== Given problem ==
Your task is to transcribe the data in full.

============

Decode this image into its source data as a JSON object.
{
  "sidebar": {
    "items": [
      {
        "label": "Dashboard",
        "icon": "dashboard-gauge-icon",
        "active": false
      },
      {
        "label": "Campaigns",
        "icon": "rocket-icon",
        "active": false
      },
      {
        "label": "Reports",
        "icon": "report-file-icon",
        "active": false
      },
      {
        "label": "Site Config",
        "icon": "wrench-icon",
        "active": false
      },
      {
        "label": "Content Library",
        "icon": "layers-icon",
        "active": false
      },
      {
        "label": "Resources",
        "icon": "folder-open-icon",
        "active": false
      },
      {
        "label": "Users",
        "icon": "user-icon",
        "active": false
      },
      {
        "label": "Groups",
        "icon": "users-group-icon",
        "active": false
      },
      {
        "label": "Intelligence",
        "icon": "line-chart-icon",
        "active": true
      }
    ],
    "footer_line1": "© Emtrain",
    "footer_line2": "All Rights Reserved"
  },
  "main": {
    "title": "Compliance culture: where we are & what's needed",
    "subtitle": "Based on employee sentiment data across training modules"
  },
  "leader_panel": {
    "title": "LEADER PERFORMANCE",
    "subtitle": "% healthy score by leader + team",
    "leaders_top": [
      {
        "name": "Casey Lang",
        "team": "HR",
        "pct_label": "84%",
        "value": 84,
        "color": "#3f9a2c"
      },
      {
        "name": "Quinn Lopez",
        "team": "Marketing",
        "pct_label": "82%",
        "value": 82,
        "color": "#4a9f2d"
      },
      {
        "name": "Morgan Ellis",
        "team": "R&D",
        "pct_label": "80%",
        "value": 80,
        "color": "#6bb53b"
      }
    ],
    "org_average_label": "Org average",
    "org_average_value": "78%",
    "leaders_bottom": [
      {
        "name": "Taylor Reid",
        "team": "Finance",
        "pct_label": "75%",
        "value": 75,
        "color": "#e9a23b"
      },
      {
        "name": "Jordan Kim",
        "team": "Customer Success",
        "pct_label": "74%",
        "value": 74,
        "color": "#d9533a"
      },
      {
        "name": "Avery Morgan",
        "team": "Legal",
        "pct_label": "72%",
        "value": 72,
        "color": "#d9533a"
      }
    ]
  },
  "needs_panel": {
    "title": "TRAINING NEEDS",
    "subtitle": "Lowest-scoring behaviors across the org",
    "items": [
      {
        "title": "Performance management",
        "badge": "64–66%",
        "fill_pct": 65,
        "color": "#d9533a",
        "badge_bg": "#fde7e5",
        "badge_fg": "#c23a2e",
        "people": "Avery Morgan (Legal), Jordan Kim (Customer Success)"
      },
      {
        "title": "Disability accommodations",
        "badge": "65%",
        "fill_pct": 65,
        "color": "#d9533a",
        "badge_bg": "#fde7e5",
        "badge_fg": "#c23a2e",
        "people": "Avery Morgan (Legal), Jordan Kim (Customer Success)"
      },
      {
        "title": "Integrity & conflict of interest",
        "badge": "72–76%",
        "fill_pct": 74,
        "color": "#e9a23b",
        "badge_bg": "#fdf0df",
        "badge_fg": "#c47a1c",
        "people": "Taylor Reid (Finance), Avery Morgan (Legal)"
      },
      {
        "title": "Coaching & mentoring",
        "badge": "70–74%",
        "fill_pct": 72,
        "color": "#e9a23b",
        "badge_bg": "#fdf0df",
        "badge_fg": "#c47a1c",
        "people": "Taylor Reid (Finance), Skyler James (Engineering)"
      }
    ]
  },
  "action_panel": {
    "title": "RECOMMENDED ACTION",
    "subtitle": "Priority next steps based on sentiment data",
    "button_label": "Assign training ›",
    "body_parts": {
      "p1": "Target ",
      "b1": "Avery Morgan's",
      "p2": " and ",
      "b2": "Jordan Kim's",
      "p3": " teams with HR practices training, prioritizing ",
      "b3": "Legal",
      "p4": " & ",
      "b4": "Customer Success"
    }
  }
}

============

== Full output ==
Decode this image into its source data as a JSON object.
{
  "sidebar": {
    "items": [
      {
        "label": "Dashboard",
        "icon": "dashboard-gauge-icon",
        "active": false
      },
      {
        "label": "Campaigns",
        "icon": "rocket-icon",
        "active": false
      },
      {
        "label": "Reports",
        "icon": "report-file-icon",
        "active": false
      },
      {
        "label": "Site Config",
        "icon": "wrench-icon",
        "active": false
      },
      {
        "label": "Content Library",
        "icon": "layers-icon",
        "active": false
      },
      {
        "label": "Resources",
        "icon": "folder-open-icon",
        "active": false
      },
      {
        "label": "Users",
        "icon": "user-icon",
        "active": false
      },
      {
        "label": "Groups",
        "icon": "users-group-icon",
        "active": false
      },
      {
        "label": "Intelligence",
        "icon": "line-chart-icon",
        "active": true
      }
    ],
    "footer_line1": "© Emtrain",
    "footer_line2": "All Rights Reserved"
  },
  "main": {
    "title": "Compliance culture: where we are & what's needed",
    "subtitle": "Based on employee sentiment data across training modules"
  },
  "leader_panel": {
    "title": "LEADER PERFORMANCE",
    "subtitle": "% healthy score by leader + team",
    "leaders_top": [
      {
        "name": "Casey Lang",
        "team": "HR",
        "pct_label": "84%",
        "value": 84,
        "color": "#3f9a2c"
      },
      {
        "name": "Quinn Lopez",
        "team": "Marketing",
        "pct_label": "82%",
        "value": 82,
        "color": "#4a9f2d"
      },
      {
        "name": "Morgan Ellis",
        "team": "R&D",
        "pct_label": "80%",
        "value": 80,
        "color": "#6bb53b"
      }
    ],
    "org_average_label": "Org average",
    "org_average_value": "78%",
    "leaders_bottom": [
      {
        "name": "Taylor Reid",
        "team": "Finance",
        "pct_label": "75%",
        "value": 75,
        "color": "#e9a23b"
      },
      {
        "name": "Jordan Kim",
        "team": "Customer Success",
        "pct_label": "74%",
        "value": 74,
        "color": "#d9533a"
      },
      {
        "name": "Avery Morgan",
        "team": "Legal",
        "pct_label": "72%",
        "value": 72,
        "color": "#d9533a"
      }
    ]
  },
  "needs_panel": {
    "title": "TRAINING NEEDS",
    "subtitle": "Lowest-scoring behaviors across the org",
    "items": [
      {
        "title": "Performance management",
        "badge": "64–66%",
        "fill_pct": 65,
        "color": "#d9533a",
        "badge_bg": "#fde7e5",
        "badge_fg": "#c23a2e",
        "people": "Avery Morgan (Legal), Jordan Kim (Customer Success)"
      },
      {
        "title": "Disability accommodations",
        "badge": "65%",
        "fill_pct": 65,
        "color": "#d9533a",
        "badge_bg": "#fde7e5",
        "badge_fg": "#c23a2e",
        "people": "Avery Morgan (Legal), Jordan Kim (Customer Success)"
      },
      {
        "title": "Integrity & conflict of interest",
        "badge": "72–76%",
        "fill_pct": 74,
        "color": "#e9a23b",
        "badge_bg": "#fdf0df",
        "badge_fg": "#c47a1c",
        "people": "Taylor Reid (Finance), Avery Morgan (Legal)"
      },
      {
        "title": "Coaching & mentoring",
        "badge": "70–74%",
        "fill_pct": 72,
        "color": "#e9a23b",
        "badge_bg": "#fdf0df",
        "badge_fg": "#c47a1c",
        "people": "Taylor Reid (Finance), Skyler James (Engineering)"
      }
    ]
  },
  "action_panel": {
    "title": "RECOMMENDED ACTION",
    "subtitle": "Priority next steps based on sentiment data",
    "button_label": "Assign training ›",
    "body_parts": {
      "p1": "Target ",
      "b1": "Avery Morgan's",
      "p2": " and ",
      "b2": "Jordan Kim's",
      "p3": " teams with HR practices training, prioritizing ",
      "b3": "Legal",
      "p4": " & ",
      "b4": "Customer Success"
    }
  }
}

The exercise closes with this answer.